• WHAT TO DO: Repeat every record exactly, but keep images out of the copy.

• DATASET EXCERPTS:
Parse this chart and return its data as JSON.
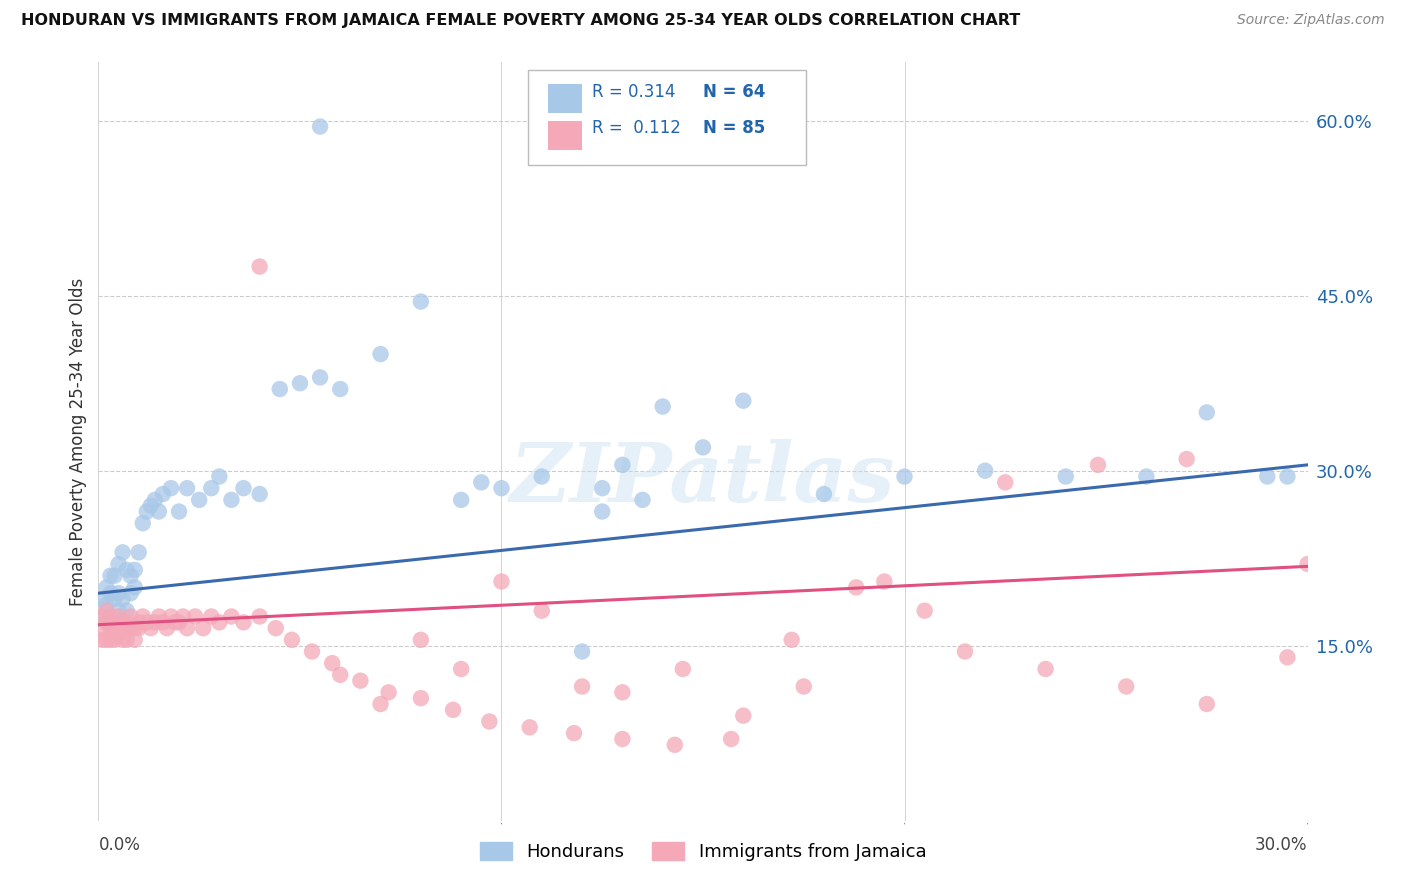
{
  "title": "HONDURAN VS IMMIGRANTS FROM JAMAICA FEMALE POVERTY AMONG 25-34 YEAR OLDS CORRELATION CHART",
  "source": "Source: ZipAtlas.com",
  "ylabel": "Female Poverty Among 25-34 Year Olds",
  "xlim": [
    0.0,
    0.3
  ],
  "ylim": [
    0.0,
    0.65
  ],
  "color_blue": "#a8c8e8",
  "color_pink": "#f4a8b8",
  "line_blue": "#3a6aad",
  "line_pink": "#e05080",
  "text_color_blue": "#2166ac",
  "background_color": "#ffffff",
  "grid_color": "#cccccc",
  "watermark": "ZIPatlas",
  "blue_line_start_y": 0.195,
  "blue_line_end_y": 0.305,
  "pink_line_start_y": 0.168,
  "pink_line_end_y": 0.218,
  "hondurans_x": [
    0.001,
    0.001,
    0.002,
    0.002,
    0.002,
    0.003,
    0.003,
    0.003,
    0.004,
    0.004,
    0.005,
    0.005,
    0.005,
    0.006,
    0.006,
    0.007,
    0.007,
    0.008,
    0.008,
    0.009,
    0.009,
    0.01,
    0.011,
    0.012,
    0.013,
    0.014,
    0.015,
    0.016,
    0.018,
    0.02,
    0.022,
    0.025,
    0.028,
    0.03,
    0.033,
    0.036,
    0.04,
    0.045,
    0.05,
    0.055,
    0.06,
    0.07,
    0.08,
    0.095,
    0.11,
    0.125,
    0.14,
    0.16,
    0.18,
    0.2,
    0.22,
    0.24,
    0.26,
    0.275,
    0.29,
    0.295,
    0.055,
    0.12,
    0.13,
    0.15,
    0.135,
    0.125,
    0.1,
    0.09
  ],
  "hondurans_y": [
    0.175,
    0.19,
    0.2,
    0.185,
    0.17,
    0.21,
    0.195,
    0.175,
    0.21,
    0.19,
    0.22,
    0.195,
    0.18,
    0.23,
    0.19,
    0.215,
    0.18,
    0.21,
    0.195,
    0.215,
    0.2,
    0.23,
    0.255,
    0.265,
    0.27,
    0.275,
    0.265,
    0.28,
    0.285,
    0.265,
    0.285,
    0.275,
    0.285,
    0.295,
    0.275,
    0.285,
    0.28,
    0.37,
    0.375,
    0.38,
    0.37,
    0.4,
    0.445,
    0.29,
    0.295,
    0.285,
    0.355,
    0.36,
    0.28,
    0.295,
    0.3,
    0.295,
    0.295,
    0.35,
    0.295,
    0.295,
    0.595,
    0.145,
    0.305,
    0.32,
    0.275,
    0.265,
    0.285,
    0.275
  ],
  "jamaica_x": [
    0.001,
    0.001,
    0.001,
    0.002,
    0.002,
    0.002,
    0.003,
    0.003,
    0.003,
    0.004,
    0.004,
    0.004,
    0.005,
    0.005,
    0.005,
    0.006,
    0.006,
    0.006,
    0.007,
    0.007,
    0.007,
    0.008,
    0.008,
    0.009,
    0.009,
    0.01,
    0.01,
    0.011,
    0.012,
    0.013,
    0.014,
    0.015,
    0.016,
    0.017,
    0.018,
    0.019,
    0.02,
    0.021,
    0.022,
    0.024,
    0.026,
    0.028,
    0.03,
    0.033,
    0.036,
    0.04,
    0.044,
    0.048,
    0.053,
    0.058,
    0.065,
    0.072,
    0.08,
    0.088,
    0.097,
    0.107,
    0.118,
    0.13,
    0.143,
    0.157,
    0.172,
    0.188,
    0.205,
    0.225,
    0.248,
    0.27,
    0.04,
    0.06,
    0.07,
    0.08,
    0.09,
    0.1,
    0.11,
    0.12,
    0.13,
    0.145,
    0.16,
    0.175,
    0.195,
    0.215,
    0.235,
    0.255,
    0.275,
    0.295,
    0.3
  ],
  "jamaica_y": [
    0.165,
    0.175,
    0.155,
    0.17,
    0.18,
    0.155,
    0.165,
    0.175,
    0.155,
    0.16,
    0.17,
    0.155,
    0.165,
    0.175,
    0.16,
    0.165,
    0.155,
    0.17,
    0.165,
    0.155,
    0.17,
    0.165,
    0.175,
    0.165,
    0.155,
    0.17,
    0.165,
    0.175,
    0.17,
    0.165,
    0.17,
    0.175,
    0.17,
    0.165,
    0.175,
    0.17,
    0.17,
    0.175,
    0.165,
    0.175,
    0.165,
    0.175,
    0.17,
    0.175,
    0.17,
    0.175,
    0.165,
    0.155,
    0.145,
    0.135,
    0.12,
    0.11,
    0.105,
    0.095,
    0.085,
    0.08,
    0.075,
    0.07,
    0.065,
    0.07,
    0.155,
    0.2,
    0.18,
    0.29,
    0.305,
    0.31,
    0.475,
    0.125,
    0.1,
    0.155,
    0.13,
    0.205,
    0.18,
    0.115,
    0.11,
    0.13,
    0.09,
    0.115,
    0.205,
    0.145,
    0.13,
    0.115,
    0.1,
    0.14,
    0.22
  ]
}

• RESPONSE TO THIS EXERCISE:
Parse this chart and return its data as JSON.
{
  "title": "HONDURAN VS IMMIGRANTS FROM JAMAICA FEMALE POVERTY AMONG 25-34 YEAR OLDS CORRELATION CHART",
  "source": "Source: ZipAtlas.com",
  "ylabel": "Female Poverty Among 25-34 Year Olds",
  "xlim": [
    0.0,
    0.3
  ],
  "ylim": [
    0.0,
    0.65
  ],
  "color_blue": "#a8c8e8",
  "color_pink": "#f4a8b8",
  "line_blue": "#3a6aad",
  "line_pink": "#e05080",
  "text_color_blue": "#2166ac",
  "background_color": "#ffffff",
  "grid_color": "#cccccc",
  "watermark": "ZIPatlas",
  "blue_line_start_y": 0.195,
  "blue_line_end_y": 0.305,
  "pink_line_start_y": 0.168,
  "pink_line_end_y": 0.218,
  "hondurans_x": [
    0.001,
    0.001,
    0.002,
    0.002,
    0.002,
    0.003,
    0.003,
    0.003,
    0.004,
    0.004,
    0.005,
    0.005,
    0.005,
    0.006,
    0.006,
    0.007,
    0.007,
    0.008,
    0.008,
    0.009,
    0.009,
    0.01,
    0.011,
    0.012,
    0.013,
    0.014,
    0.015,
    0.016,
    0.018,
    0.02,
    0.022,
    0.025,
    0.028,
    0.03,
    0.033,
    0.036,
    0.04,
    0.045,
    0.05,
    0.055,
    0.06,
    0.07,
    0.08,
    0.095,
    0.11,
    0.125,
    0.14,
    0.16,
    0.18,
    0.2,
    0.22,
    0.24,
    0.26,
    0.275,
    0.29,
    0.295,
    0.055,
    0.12,
    0.13,
    0.15,
    0.135,
    0.125,
    0.1,
    0.09
  ],
  "hondurans_y": [
    0.175,
    0.19,
    0.2,
    0.185,
    0.17,
    0.21,
    0.195,
    0.175,
    0.21,
    0.19,
    0.22,
    0.195,
    0.18,
    0.23,
    0.19,
    0.215,
    0.18,
    0.21,
    0.195,
    0.215,
    0.2,
    0.23,
    0.255,
    0.265,
    0.27,
    0.275,
    0.265,
    0.28,
    0.285,
    0.265,
    0.285,
    0.275,
    0.285,
    0.295,
    0.275,
    0.285,
    0.28,
    0.37,
    0.375,
    0.38,
    0.37,
    0.4,
    0.445,
    0.29,
    0.295,
    0.285,
    0.355,
    0.36,
    0.28,
    0.295,
    0.3,
    0.295,
    0.295,
    0.35,
    0.295,
    0.295,
    0.595,
    0.145,
    0.305,
    0.32,
    0.275,
    0.265,
    0.285,
    0.275
  ],
  "jamaica_x": [
    0.001,
    0.001,
    0.001,
    0.002,
    0.002,
    0.002,
    0.003,
    0.003,
    0.003,
    0.004,
    0.004,
    0.004,
    0.005,
    0.005,
    0.005,
    0.006,
    0.006,
    0.006,
    0.007,
    0.007,
    0.007,
    0.008,
    0.008,
    0.009,
    0.009,
    0.01,
    0.01,
    0.011,
    0.012,
    0.013,
    0.014,
    0.015,
    0.016,
    0.017,
    0.018,
    0.019,
    0.02,
    0.021,
    0.022,
    0.024,
    0.026,
    0.028,
    0.03,
    0.033,
    0.036,
    0.04,
    0.044,
    0.048,
    0.053,
    0.058,
    0.065,
    0.072,
    0.08,
    0.088,
    0.097,
    0.107,
    0.118,
    0.13,
    0.143,
    0.157,
    0.172,
    0.188,
    0.205,
    0.225,
    0.248,
    0.27,
    0.04,
    0.06,
    0.07,
    0.08,
    0.09,
    0.1,
    0.11,
    0.12,
    0.13,
    0.145,
    0.16,
    0.175,
    0.195,
    0.215,
    0.235,
    0.255,
    0.275,
    0.295,
    0.3
  ],
  "jamaica_y": [
    0.165,
    0.175,
    0.155,
    0.17,
    0.18,
    0.155,
    0.165,
    0.175,
    0.155,
    0.16,
    0.17,
    0.155,
    0.165,
    0.175,
    0.16,
    0.165,
    0.155,
    0.17,
    0.165,
    0.155,
    0.17,
    0.165,
    0.175,
    0.165,
    0.155,
    0.17,
    0.165,
    0.175,
    0.17,
    0.165,
    0.17,
    0.175,
    0.17,
    0.165,
    0.175,
    0.17,
    0.17,
    0.175,
    0.165,
    0.175,
    0.165,
    0.175,
    0.17,
    0.175,
    0.17,
    0.175,
    0.165,
    0.155,
    0.145,
    0.135,
    0.12,
    0.11,
    0.105,
    0.095,
    0.085,
    0.08,
    0.075,
    0.07,
    0.065,
    0.07,
    0.155,
    0.2,
    0.18,
    0.29,
    0.305,
    0.31,
    0.475,
    0.125,
    0.1,
    0.155,
    0.13,
    0.205,
    0.18,
    0.115,
    0.11,
    0.13,
    0.09,
    0.115,
    0.205,
    0.145,
    0.13,
    0.115,
    0.1,
    0.14,
    0.22
  ]
}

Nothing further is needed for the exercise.